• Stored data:
>> BEGIN
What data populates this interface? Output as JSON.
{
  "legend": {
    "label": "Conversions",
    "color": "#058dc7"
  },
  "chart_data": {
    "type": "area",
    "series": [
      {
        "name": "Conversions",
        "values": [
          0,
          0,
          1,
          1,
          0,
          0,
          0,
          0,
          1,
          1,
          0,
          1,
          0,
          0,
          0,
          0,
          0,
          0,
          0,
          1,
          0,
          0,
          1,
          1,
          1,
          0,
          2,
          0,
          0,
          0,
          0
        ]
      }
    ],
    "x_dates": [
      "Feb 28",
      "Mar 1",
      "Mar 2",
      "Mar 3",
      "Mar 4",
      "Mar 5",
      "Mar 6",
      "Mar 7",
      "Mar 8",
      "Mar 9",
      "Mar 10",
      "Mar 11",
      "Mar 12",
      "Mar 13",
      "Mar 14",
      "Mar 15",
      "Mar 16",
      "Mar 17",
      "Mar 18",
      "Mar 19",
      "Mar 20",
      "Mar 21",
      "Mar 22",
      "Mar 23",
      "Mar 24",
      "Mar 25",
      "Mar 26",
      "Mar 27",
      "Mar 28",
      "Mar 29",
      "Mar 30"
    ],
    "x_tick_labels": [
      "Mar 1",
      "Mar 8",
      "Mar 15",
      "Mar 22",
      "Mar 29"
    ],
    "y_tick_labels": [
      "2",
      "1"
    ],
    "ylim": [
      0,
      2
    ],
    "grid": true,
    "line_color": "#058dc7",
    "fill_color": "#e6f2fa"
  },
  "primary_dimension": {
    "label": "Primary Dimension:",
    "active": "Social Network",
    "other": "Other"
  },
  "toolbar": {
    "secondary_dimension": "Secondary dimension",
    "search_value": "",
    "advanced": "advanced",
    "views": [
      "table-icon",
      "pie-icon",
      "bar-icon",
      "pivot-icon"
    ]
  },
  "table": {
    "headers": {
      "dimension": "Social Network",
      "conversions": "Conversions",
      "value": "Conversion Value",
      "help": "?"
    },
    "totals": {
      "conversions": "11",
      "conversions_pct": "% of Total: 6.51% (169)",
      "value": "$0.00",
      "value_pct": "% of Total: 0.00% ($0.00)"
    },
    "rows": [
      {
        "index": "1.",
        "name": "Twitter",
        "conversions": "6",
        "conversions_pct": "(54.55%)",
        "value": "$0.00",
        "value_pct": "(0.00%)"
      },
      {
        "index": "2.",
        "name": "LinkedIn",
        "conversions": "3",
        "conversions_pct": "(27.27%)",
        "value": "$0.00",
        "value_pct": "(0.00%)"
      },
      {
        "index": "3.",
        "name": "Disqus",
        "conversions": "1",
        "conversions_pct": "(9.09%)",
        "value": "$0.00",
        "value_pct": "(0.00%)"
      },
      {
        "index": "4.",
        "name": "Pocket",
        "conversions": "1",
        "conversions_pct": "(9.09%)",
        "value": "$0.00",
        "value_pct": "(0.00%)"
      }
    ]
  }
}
>> END
• Prompt:
Restate every record exactly, leaving nothing out.

• Exercise response:
What data populates this interface? Output as JSON.
{
  "legend": {
    "label": "Conversions",
    "color": "#058dc7"
  },
  "chart_data": {
    "type": "area",
    "series": [
      {
        "name": "Conversions",
        "values": [
          0,
          0,
          1,
          1,
          0,
          0,
          0,
          0,
          1,
          1,
          0,
          1,
          0,
          0,
          0,
          0,
          0,
          0,
          0,
          1,
          0,
          0,
          1,
          1,
          1,
          0,
          2,
          0,
          0,
          0,
          0
        ]
      }
    ],
    "x_dates": [
      "Feb 28",
      "Mar 1",
      "Mar 2",
      "Mar 3",
      "Mar 4",
      "Mar 5",
      "Mar 6",
      "Mar 7",
      "Mar 8",
      "Mar 9",
      "Mar 10",
      "Mar 11",
      "Mar 12",
      "Mar 13",
      "Mar 14",
      "Mar 15",
      "Mar 16",
      "Mar 17",
      "Mar 18",
      "Mar 19",
      "Mar 20",
      "Mar 21",
      "Mar 22",
      "Mar 23",
      "Mar 24",
      "Mar 25",
      "Mar 26",
      "Mar 27",
      "Mar 28",
      "Mar 29",
      "Mar 30"
    ],
    "x_tick_labels": [
      "Mar 1",
      "Mar 8",
      "Mar 15",
      "Mar 22",
      "Mar 29"
    ],
    "y_tick_labels": [
      "2",
      "1"
    ],
    "ylim": [
      0,
      2
    ],
    "grid": true,
    "line_color": "#058dc7",
    "fill_color": "#e6f2fa"
  },
  "primary_dimension": {
    "label": "Primary Dimension:",
    "active": "Social Network",
    "other": "Other"
  },
  "toolbar": {
    "secondary_dimension": "Secondary dimension",
    "search_value": "",
    "advanced": "advanced",
    "views": [
      "table-icon",
      "pie-icon",
      "bar-icon",
      "pivot-icon"
    ]
  },
  "table": {
    "headers": {
      "dimension": "Social Network",
      "conversions": "Conversions",
      "value": "Conversion Value",
      "help": "?"
    },
    "totals": {
      "conversions": "11",
      "conversions_pct": "% of Total: 6.51% (169)",
      "value": "$0.00",
      "value_pct": "% of Total: 0.00% ($0.00)"
    },
    "rows": [
      {
        "index": "1.",
        "name": "Twitter",
        "conversions": "6",
        "conversions_pct": "(54.55%)",
        "value": "$0.00",
        "value_pct": "(0.00%)"
      },
      {
        "index": "2.",
        "name": "LinkedIn",
        "conversions": "3",
        "conversions_pct": "(27.27%)",
        "value": "$0.00",
        "value_pct": "(0.00%)"
      },
      {
        "index": "3.",
        "name": "Disqus",
        "conversions": "1",
        "conversions_pct": "(9.09%)",
        "value": "$0.00",
        "value_pct": "(0.00%)"
      },
      {
        "index": "4.",
        "name": "Pocket",
        "conversions": "1",
        "conversions_pct": "(9.09%)",
        "value": "$0.00",
        "value_pct": "(0.00%)"
      }
    ]
  }
}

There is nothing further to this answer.